[Chart and figure data]
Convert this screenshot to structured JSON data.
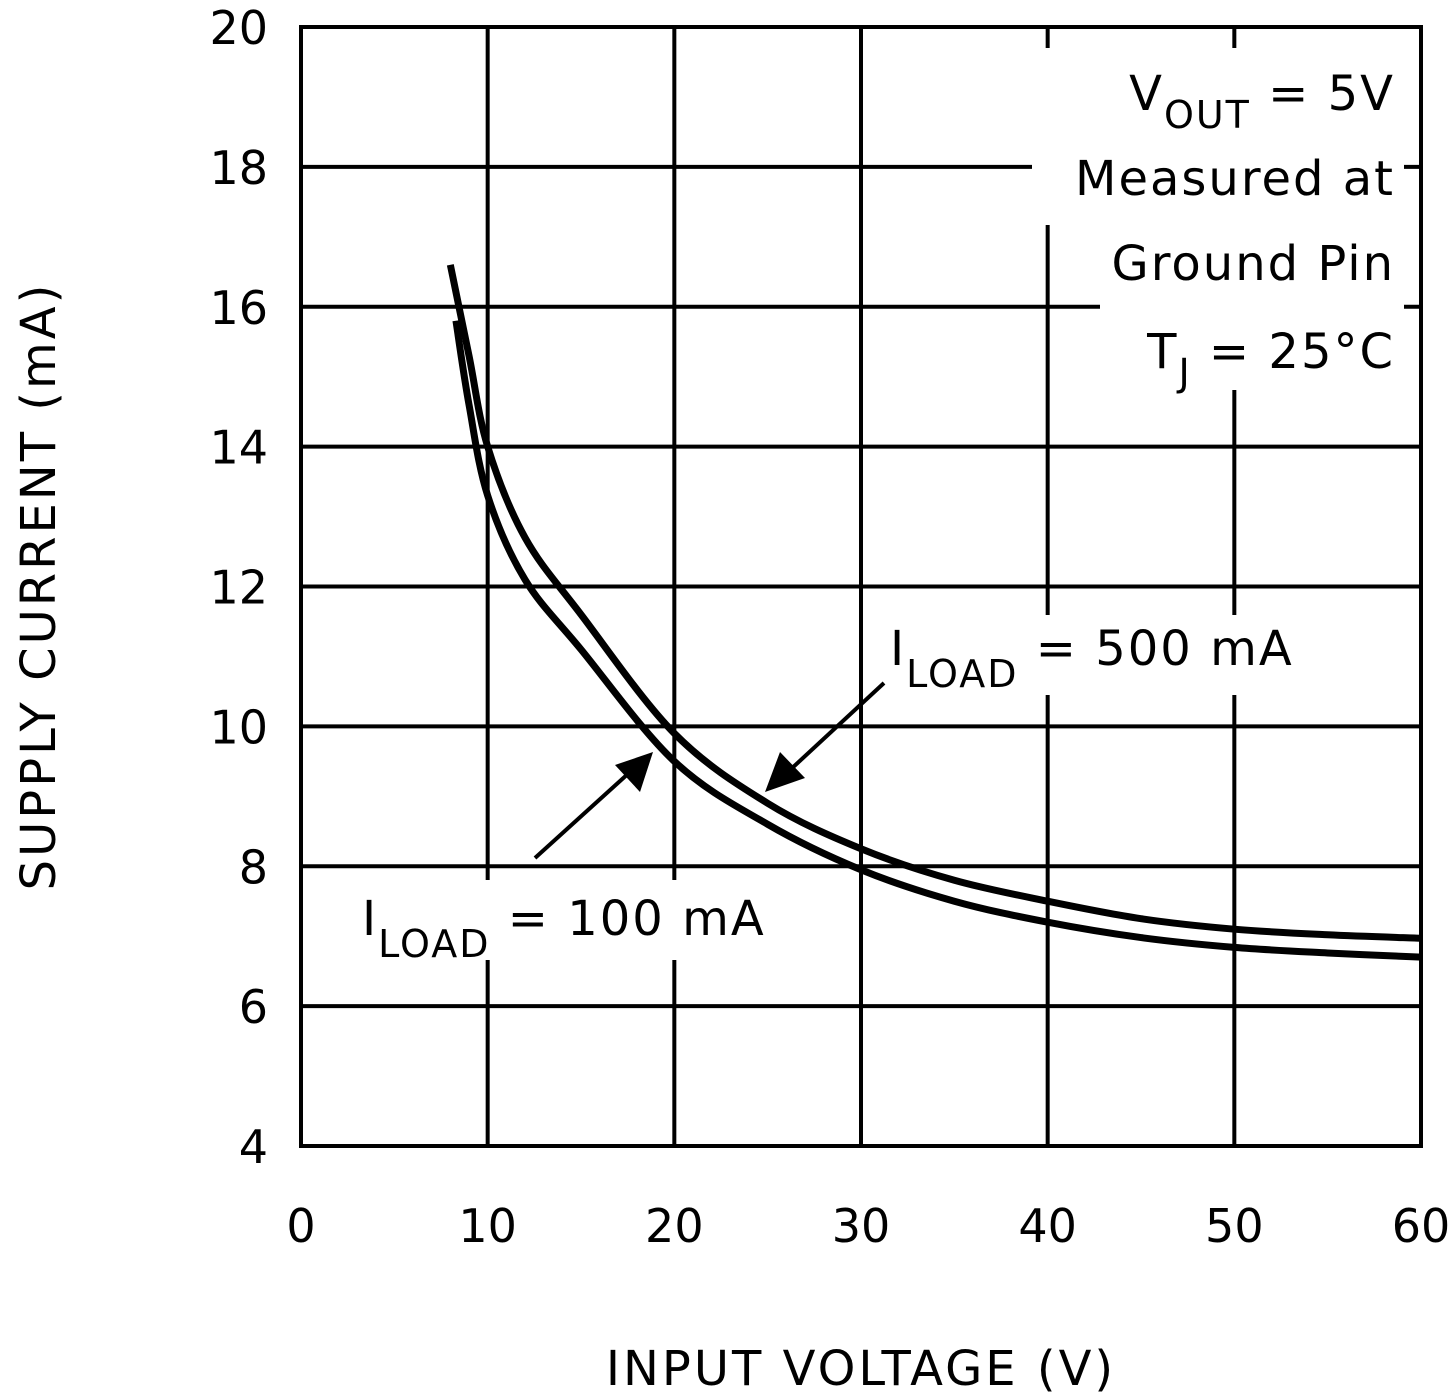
{
  "chart_data": {
    "type": "line",
    "xlabel": "INPUT VOLTAGE (V)",
    "ylabel": "SUPPLY CURRENT (mA)",
    "xlim": [
      0,
      60
    ],
    "ylim": [
      4,
      20
    ],
    "xticks": [
      "0",
      "10",
      "20",
      "30",
      "40",
      "50",
      "60"
    ],
    "yticks": [
      "4",
      "6",
      "8",
      "10",
      "12",
      "14",
      "16",
      "18",
      "20"
    ],
    "grid": true,
    "colors": {
      "line": "#000000",
      "grid": "#000000",
      "background": "#ffffff"
    },
    "series": [
      {
        "name_main": "I",
        "name_sub": "LOAD",
        "name_rest": " = 500 mA",
        "x": [
          8,
          9,
          10,
          12,
          15,
          20,
          25,
          30,
          35,
          40,
          45,
          50,
          55,
          60
        ],
        "y": [
          16.6,
          15.3,
          14.0,
          12.7,
          11.6,
          9.9,
          8.9,
          8.25,
          7.8,
          7.5,
          7.25,
          7.1,
          7.02,
          6.97
        ]
      },
      {
        "name_main": "I",
        "name_sub": "LOAD",
        "name_rest": " = 100 mA",
        "x": [
          8.3,
          9,
          10,
          12,
          15,
          20,
          25,
          30,
          35,
          40,
          45,
          50,
          55,
          60
        ],
        "y": [
          15.8,
          14.6,
          13.3,
          12.1,
          11.1,
          9.5,
          8.6,
          7.95,
          7.5,
          7.2,
          6.98,
          6.84,
          6.76,
          6.7
        ]
      }
    ],
    "annotation": {
      "vout_main": "V",
      "vout_sub": "OUT",
      "vout_rest": " = 5V",
      "line2": "Measured at",
      "line3": "Ground Pin",
      "tj_main": "T",
      "tj_sub": "J",
      "tj_rest": " = 25°C"
    }
  }
}
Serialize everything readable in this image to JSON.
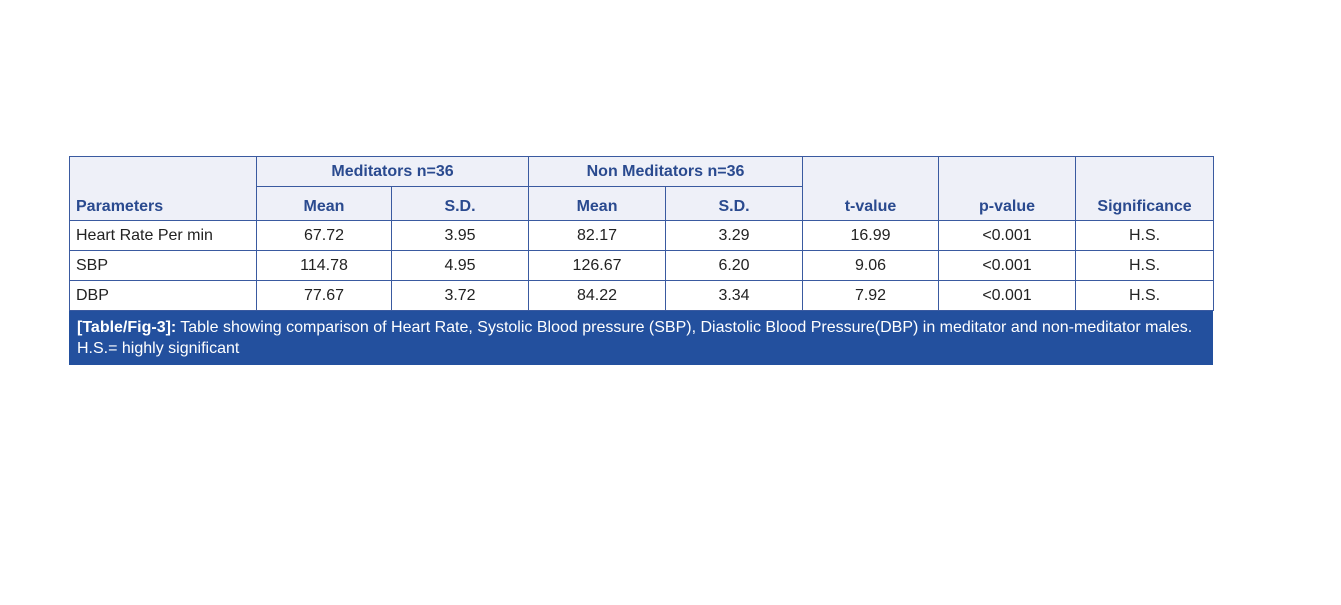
{
  "table": {
    "header": {
      "parameters": "Parameters",
      "groups": [
        "Meditators n=36",
        "Non Meditators n=36"
      ],
      "subheaders": [
        "Mean",
        "S.D.",
        "Mean",
        "S.D."
      ],
      "t": "t-value",
      "p": "p-value",
      "significance": "Significance"
    },
    "rows": [
      [
        "Heart Rate Per min",
        "67.72",
        "3.95",
        "82.17",
        "3.29",
        "16.99",
        "<0.001",
        "H.S."
      ],
      [
        "SBP",
        "114.78",
        "4.95",
        "126.67",
        "6.20",
        "9.06",
        "<0.001",
        "H.S."
      ],
      [
        "DBP",
        "77.67",
        "3.72",
        "84.22",
        "3.34",
        "7.92",
        "<0.001",
        "H.S."
      ]
    ]
  },
  "caption": {
    "label": "[Table/Fig-3]:",
    "text": "Table showing comparison of Heart Rate, Systolic Blood pressure (SBP), Diastolic Blood Pressure(DBP) in meditator and non-meditator males. H.S.= highly significant"
  }
}
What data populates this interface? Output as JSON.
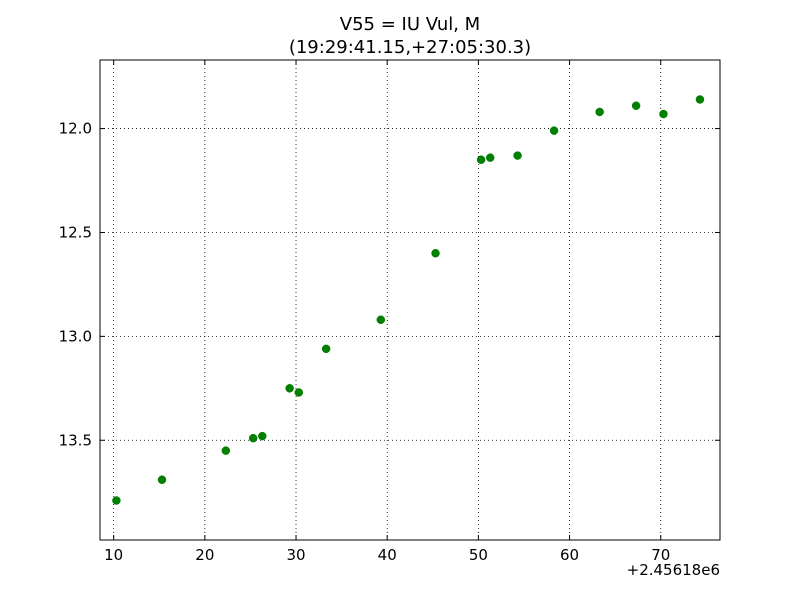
{
  "chart_data": {
    "type": "scatter",
    "title_line1": "V55 = IU Vul, M",
    "title_line2": "(19:29:41.15,+27:05:30.3)",
    "xlabel": "",
    "ylabel": "",
    "x_offset_label": "+2.45618e6",
    "xlim": [
      8.5,
      76.5
    ],
    "ylim": [
      13.98,
      11.67
    ],
    "y_inverted": true,
    "grid": true,
    "marker_color": "#007f00",
    "x_ticks": [
      10,
      20,
      30,
      40,
      50,
      60,
      70
    ],
    "x_tick_labels": [
      "10",
      "20",
      "30",
      "40",
      "50",
      "60",
      "70"
    ],
    "y_ticks": [
      12.0,
      12.5,
      13.0,
      13.5
    ],
    "y_tick_labels": [
      "12.0",
      "12.5",
      "13.0",
      "13.5"
    ],
    "series": [
      {
        "points": [
          [
            10.3,
            13.79
          ],
          [
            15.3,
            13.69
          ],
          [
            22.3,
            13.55
          ],
          [
            25.3,
            13.49
          ],
          [
            26.3,
            13.48
          ],
          [
            29.3,
            13.25
          ],
          [
            30.3,
            13.27
          ],
          [
            33.3,
            13.06
          ],
          [
            39.3,
            12.92
          ],
          [
            45.3,
            12.6
          ],
          [
            50.3,
            12.15
          ],
          [
            51.3,
            12.14
          ],
          [
            54.3,
            12.13
          ],
          [
            58.3,
            12.01
          ],
          [
            63.3,
            11.92
          ],
          [
            67.3,
            11.89
          ],
          [
            70.3,
            11.93
          ],
          [
            74.3,
            11.86
          ]
        ]
      }
    ]
  }
}
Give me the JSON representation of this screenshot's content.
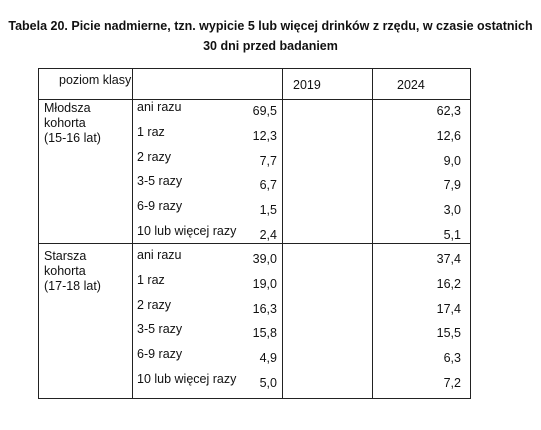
{
  "title": {
    "line1": "Tabela 20. Picie nadmierne, tzn. wypicie 5 lub więcej drinków z rzędu, w czasie ostatnich",
    "line2": "30 dni przed badaniem"
  },
  "table": {
    "header": {
      "group_col": "poziom klasy",
      "freq_col": "",
      "year1": "2019",
      "year2": "2024"
    },
    "groups": [
      {
        "label_lines": [
          "Młodsza",
          "kohorta",
          "(15-16 lat)"
        ],
        "rows": [
          {
            "freq": "ani razu",
            "y2019": "69,5",
            "y2024": "62,3"
          },
          {
            "freq": "1 raz",
            "y2019": "12,3",
            "y2024": "12,6"
          },
          {
            "freq": "2 razy",
            "y2019": "7,7",
            "y2024": "9,0"
          },
          {
            "freq": "3-5 razy",
            "y2019": "6,7",
            "y2024": "7,9"
          },
          {
            "freq": "6-9 razy",
            "y2019": "1,5",
            "y2024": "3,0"
          },
          {
            "freq": "10 lub więcej razy",
            "y2019": "2,4",
            "y2024": "5,1"
          }
        ]
      },
      {
        "label_lines": [
          "Starsza",
          "kohorta",
          "(17-18 lat)"
        ],
        "rows": [
          {
            "freq": "ani razu",
            "y2019": "39,0",
            "y2024": "37,4"
          },
          {
            "freq": "1 raz",
            "y2019": "19,0",
            "y2024": "16,2"
          },
          {
            "freq": "2 razy",
            "y2019": "16,3",
            "y2024": "17,4"
          },
          {
            "freq": "3-5 razy",
            "y2019": "15,8",
            "y2024": "15,5"
          },
          {
            "freq": "6-9 razy",
            "y2019": "4,9",
            "y2024": "6,3"
          },
          {
            "freq": "10 lub więcej razy",
            "y2019": "5,0",
            "y2024": "7,2"
          }
        ]
      }
    ]
  }
}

GOAL :: Every entry above should be duplicated exactly. Do not include the images.

TASK ANSWER ::
Convert this screenshot to structured JSON data.
{
  "chart_data": {
    "type": "line",
    "xlabel": "INPUT VOLTAGE (V)",
    "ylabel": "SUPPLY CURRENT (mA)",
    "xlim": [
      0,
      60
    ],
    "ylim": [
      4,
      20
    ],
    "xticks": [
      "0",
      "10",
      "20",
      "30",
      "40",
      "50",
      "60"
    ],
    "yticks": [
      "4",
      "6",
      "8",
      "10",
      "12",
      "14",
      "16",
      "18",
      "20"
    ],
    "grid": true,
    "colors": {
      "line": "#000000",
      "grid": "#000000",
      "background": "#ffffff"
    },
    "series": [
      {
        "name_main": "I",
        "name_sub": "LOAD",
        "name_rest": " = 500 mA",
        "x": [
          8,
          9,
          10,
          12,
          15,
          20,
          25,
          30,
          35,
          40,
          45,
          50,
          55,
          60
        ],
        "y": [
          16.6,
          15.3,
          14.0,
          12.7,
          11.6,
          9.9,
          8.9,
          8.25,
          7.8,
          7.5,
          7.25,
          7.1,
          7.02,
          6.97
        ]
      },
      {
        "name_main": "I",
        "name_sub": "LOAD",
        "name_rest": " = 100 mA",
        "x": [
          8.3,
          9,
          10,
          12,
          15,
          20,
          25,
          30,
          35,
          40,
          45,
          50,
          55,
          60
        ],
        "y": [
          15.8,
          14.6,
          13.3,
          12.1,
          11.1,
          9.5,
          8.6,
          7.95,
          7.5,
          7.2,
          6.98,
          6.84,
          6.76,
          6.7
        ]
      }
    ],
    "annotation": {
      "vout_main": "V",
      "vout_sub": "OUT",
      "vout_rest": " = 5V",
      "line2": "Measured at",
      "line3": "Ground Pin",
      "tj_main": "T",
      "tj_sub": "J",
      "tj_rest": " = 25°C"
    }
  }
}
Serialize everything readable in this image to JSON.
{
  "table": {
    "header": {
      "parameters": "Parameters",
      "groups": [
        "Meditators n=36",
        "Non Meditators n=36"
      ],
      "subheaders": [
        "Mean",
        "S.D.",
        "Mean",
        "S.D."
      ],
      "t": "t-value",
      "p": "p-value",
      "significance": "Significance"
    },
    "rows": [
      [
        "Heart Rate Per min",
        "67.72",
        "3.95",
        "82.17",
        "3.29",
        "16.99",
        "<0.001",
        "H.S."
      ],
      [
        "SBP",
        "114.78",
        "4.95",
        "126.67",
        "6.20",
        "9.06",
        "<0.001",
        "H.S."
      ],
      [
        "DBP",
        "77.67",
        "3.72",
        "84.22",
        "3.34",
        "7.92",
        "<0.001",
        "H.S."
      ]
    ]
  },
  "caption": {
    "label": "[Table/Fig-3]:",
    "text": "Table showing comparison of Heart Rate, Systolic Blood pressure (SBP), Diastolic Blood Pressure(DBP) in meditator and non-meditator males. H.S.= highly significant"
  }
}
What data populates this interface? Output as JSON.
{
  "chart_data": {
    "type": "scatter",
    "title_line1": "V55 = IU Vul, M",
    "title_line2": "(19:29:41.15,+27:05:30.3)",
    "xlabel": "",
    "ylabel": "",
    "x_offset_label": "+2.45618e6",
    "xlim": [
      8.5,
      76.5
    ],
    "ylim": [
      13.98,
      11.67
    ],
    "y_inverted": true,
    "grid": true,
    "marker_color": "#007f00",
    "x_ticks": [
      10,
      20,
      30,
      40,
      50,
      60,
      70
    ],
    "x_tick_labels": [
      "10",
      "20",
      "30",
      "40",
      "50",
      "60",
      "70"
    ],
    "y_ticks": [
      12.0,
      12.5,
      13.0,
      13.5
    ],
    "y_tick_labels": [
      "12.0",
      "12.5",
      "13.0",
      "13.5"
    ],
    "series": [
      {
        "points": [
          [
            10.3,
            13.79
          ],
          [
            15.3,
            13.69
          ],
          [
            22.3,
            13.55
          ],
          [
            25.3,
            13.49
          ],
          [
            26.3,
            13.48
          ],
          [
            29.3,
            13.25
          ],
          [
            30.3,
            13.27
          ],
          [
            33.3,
            13.06
          ],
          [
            39.3,
            12.92
          ],
          [
            45.3,
            12.6
          ],
          [
            50.3,
            12.15
          ],
          [
            51.3,
            12.14
          ],
          [
            54.3,
            12.13
          ],
          [
            58.3,
            12.01
          ],
          [
            63.3,
            11.92
          ],
          [
            67.3,
            11.89
          ],
          [
            70.3,
            11.93
          ],
          [
            74.3,
            11.86
          ]
        ]
      }
    ]
  }
}
Give me the JSON representation of this screenshot's content.
{
  "title": {
    "line1": "Tabela 20. Picie nadmierne, tzn. wypicie 5 lub więcej drinków z rzędu, w czasie ostatnich",
    "line2": "30 dni przed badaniem"
  },
  "table": {
    "header": {
      "group_col": "poziom klasy",
      "freq_col": "",
      "year1": "2019",
      "year2": "2024"
    },
    "groups": [
      {
        "label_lines": [
          "Młodsza",
          "kohorta",
          "(15-16 lat)"
        ],
        "rows": [
          {
            "freq": "ani razu",
            "y2019": "69,5",
            "y2024": "62,3"
          },
          {
            "freq": "1 raz",
            "y2019": "12,3",
            "y2024": "12,6"
          },
          {
            "freq": "2 razy",
            "y2019": "7,7",
            "y2024": "9,0"
          },
          {
            "freq": "3-5 razy",
            "y2019": "6,7",
            "y2024": "7,9"
          },
          {
            "freq": "6-9 razy",
            "y2019": "1,5",
            "y2024": "3,0"
          },
          {
            "freq": "10 lub więcej razy",
            "y2019": "2,4",
            "y2024": "5,1"
          }
        ]
      },
      {
        "label_lines": [
          "Starsza",
          "kohorta",
          "(17-18 lat)"
        ],
        "rows": [
          {
            "freq": "ani razu",
            "y2019": "39,0",
            "y2024": "37,4"
          },
          {
            "freq": "1 raz",
            "y2019": "19,0",
            "y2024": "16,2"
          },
          {
            "freq": "2 razy",
            "y2019": "16,3",
            "y2024": "17,4"
          },
          {
            "freq": "3-5 razy",
            "y2019": "15,8",
            "y2024": "15,5"
          },
          {
            "freq": "6-9 razy",
            "y2019": "4,9",
            "y2024": "6,3"
          },
          {
            "freq": "10 lub więcej razy",
            "y2019": "5,0",
            "y2024": "7,2"
          }
        ]
      }
    ]
  }
}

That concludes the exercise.